>> begin Listed entries

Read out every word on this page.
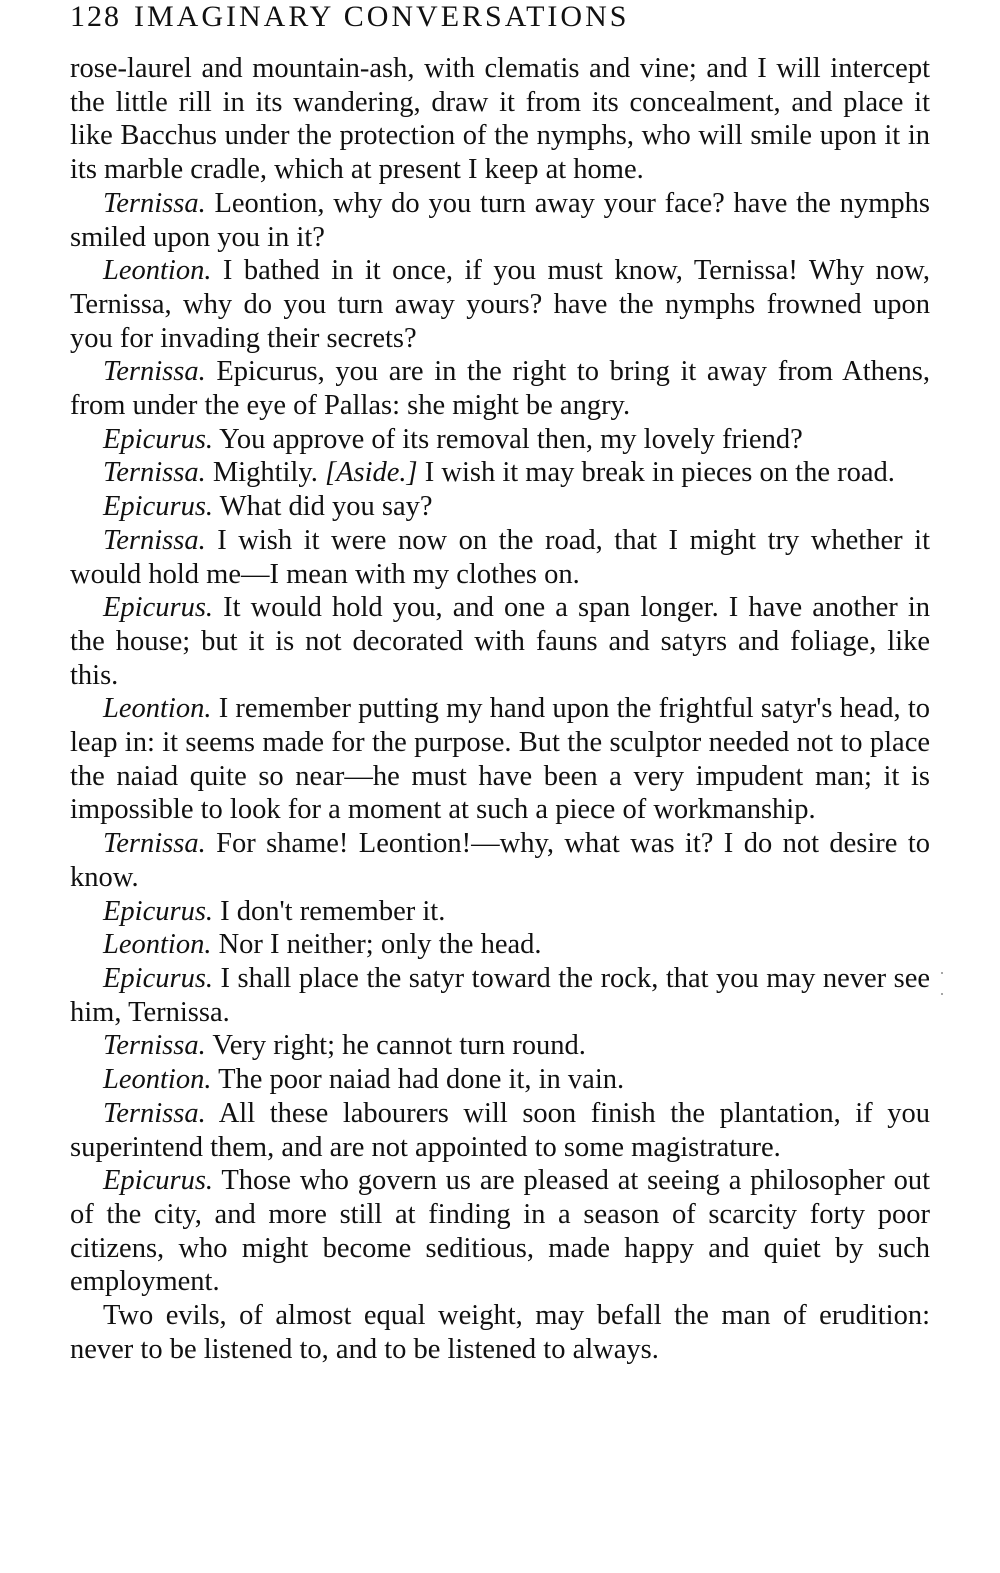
128 IMAGINARY CONVERSATIONS

rose-laurel and mountain-ash, with clematis and vine; and I will intercept the little rill in its wandering, draw it from its concealment, and place it like Bacchus under the protection of the nymphs, who will smile upon it in its marble cradle, which at present I keep at home.

Ternissa. Leontion, why do you turn away your face? have the nymphs smiled upon you in it?

Leontion. I bathed in it once, if you must know, Ternissa! Why now, Ternissa, why do you turn away yours? have the nymphs frowned upon you for invading their secrets?

Ternissa. Epicurus, you are in the right to bring it away from Athens, from under the eye of Pallas: she might be angry.

Epicurus. You approve of its removal then, my lovely friend?

Ternissa. Mightily. [Aside.] I wish it may break in pieces on the road.

Epicurus. What did you say?

Ternissa. I wish it were now on the road, that I might try whether it would hold me—I mean with my clothes on.

Epicurus. It would hold you, and one a span longer. I have another in the house; but it is not decorated with fauns and satyrs and foliage, like this.

Leontion. I remember putting my hand upon the frightful satyr's head, to leap in: it seems made for the purpose. But the sculptor needed not to place the naiad quite so near—he must have been a very impudent man; it is impossible to look for a moment at such a piece of workmanship.

Ternissa. For shame! Leontion!—why, what was it? I do not desire to know.

Epicurus. I don't remember it.

Leontion. Nor I neither; only the head.

Epicurus. I shall place the satyr toward the rock, that you may never see him, Ternissa.

Ternissa. Very right; he cannot turn round.

Leontion. The poor naiad had done it, in vain.

Ternissa. All these labourers will soon finish the plantation, if you superintend them, and are not appointed to some magistrature.

Epicurus. Those who govern us are pleased at seeing a philosopher out of the city, and more still at finding in a season of scarcity forty poor citizens, who might become seditious, made happy and quiet by such employment.

Two evils, of almost equal weight, may befall the man of erudition: never to be listened to, and to be listened to always.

>> end Listed entries

> **Set exercise**: Repeat all of the records verbatim, leaving out the pictures.

> **Written solution**:
Read out every word on this page.
128 IMAGINARY CONVERSATIONS

rose-laurel and mountain-ash, with clematis and vine; and I will intercept the little rill in its wandering, draw it from its concealment, and place it like Bacchus under the protection of the nymphs, who will smile upon it in its marble cradle, which at present I keep at home.

Ternissa. Leontion, why do you turn away your face? have the nymphs smiled upon you in it?

Leontion. I bathed in it once, if you must know, Ternissa! Why now, Ternissa, why do you turn away yours? have the nymphs frowned upon you for invading their secrets?

Ternissa. Epicurus, you are in the right to bring it away from Athens, from under the eye of Pallas: she might be angry.

Epicurus. You approve of its removal then, my lovely friend?

Ternissa. Mightily. [Aside.] I wish it may break in pieces on the road.

Epicurus. What did you say?

Ternissa. I wish it were now on the road, that I might try whether it would hold me—I mean with my clothes on.

Epicurus. It would hold you, and one a span longer. I have another in the house; but it is not decorated with fauns and satyrs and foliage, like this.

Leontion. I remember putting my hand upon the frightful satyr's head, to leap in: it seems made for the purpose. But the sculptor needed not to place the naiad quite so near—he must have been a very impudent man; it is impossible to look for a moment at such a piece of workmanship.

Ternissa. For shame! Leontion!—why, what was it? I do not desire to know.

Epicurus. I don't remember it.

Leontion. Nor I neither; only the head.

Epicurus. I shall place the satyr toward the rock, that you may never see him, Ternissa.

Ternissa. Very right; he cannot turn round.

Leontion. The poor naiad had done it, in vain.

Ternissa. All these labourers will soon finish the plantation, if you superintend them, and are not appointed to some magistrature.

Epicurus. Those who govern us are pleased at seeing a philosopher out of the city, and more still at finding in a season of scarcity forty poor citizens, who might become seditious, made happy and quiet by such employment.

Two evils, of almost equal weight, may befall the man of erudition: never to be listened to, and to be listened to always.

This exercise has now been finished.